# Objective
Every record must be repeated exactly; omit any pictures they contain.
================
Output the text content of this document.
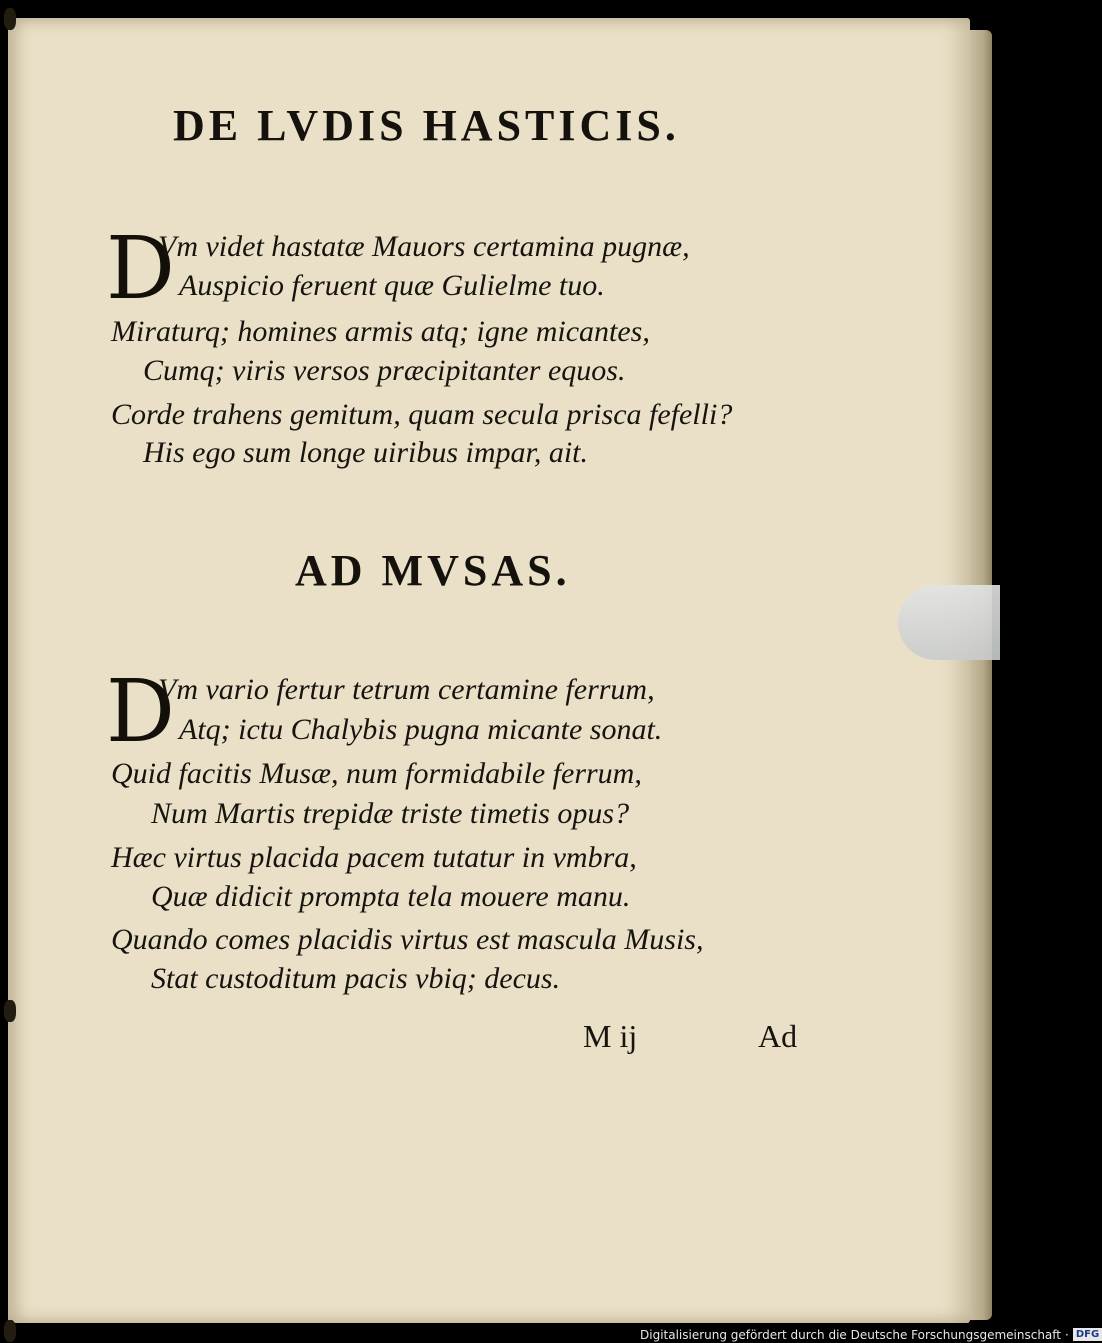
DE LVDIS HASTICIS.
D
Vm videt hastatæ Mauors certamina pugnæ,
Auspicio feruent quæ Gulielme tuo.
Miraturq; homines armis atq; igne micantes,
Cumq; viris versos præcipitanter equos.
Corde trahens gemitum, quam secula prisca fefelli?
His ego sum longe uiribus impar, ait.
AD MVSAS.
D
Vm vario fertur tetrum certamine ferrum,
Atq; ictu Chalybis pugna micante sonat.
Quid facitis Musæ, num formidabile ferrum,
Num Martis trepidæ triste timetis opus?
Hæc virtus placida pacem tutatur in vmbra,
Quæ didicit prompta tela mouere manu.
Quando comes placidis virtus est mascula Musis,
Stat custoditum pacis vbiq; decus.
M ij	Ad
Digitalisierung gefördert durch die Deutsche Forschungsgemeinschaft · DFG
================
# Response to the exercise
Output the text content of this document.
DE LVDIS HASTICIS.
D
Vm videt hastatæ Mauors certamina pugnæ,
Auspicio feruent quæ Gulielme tuo.
Miraturq; homines armis atq; igne micantes,
Cumq; viris versos præcipitanter equos.
Corde trahens gemitum, quam secula prisca fefelli?
His ego sum longe uiribus impar, ait.
AD MVSAS.
D
Vm vario fertur tetrum certamine ferrum,
Atq; ictu Chalybis pugna micante sonat.
Quid facitis Musæ, num formidabile ferrum,
Num Martis trepidæ triste timetis opus?
Hæc virtus placida pacem tutatur in vmbra,
Quæ didicit prompta tela mouere manu.
Quando comes placidis virtus est mascula Musis,
Stat custoditum pacis vbiq; decus.
M ij	Ad
Digitalisierung gefördert durch die Deutsche Forschungsgemeinschaft · DFG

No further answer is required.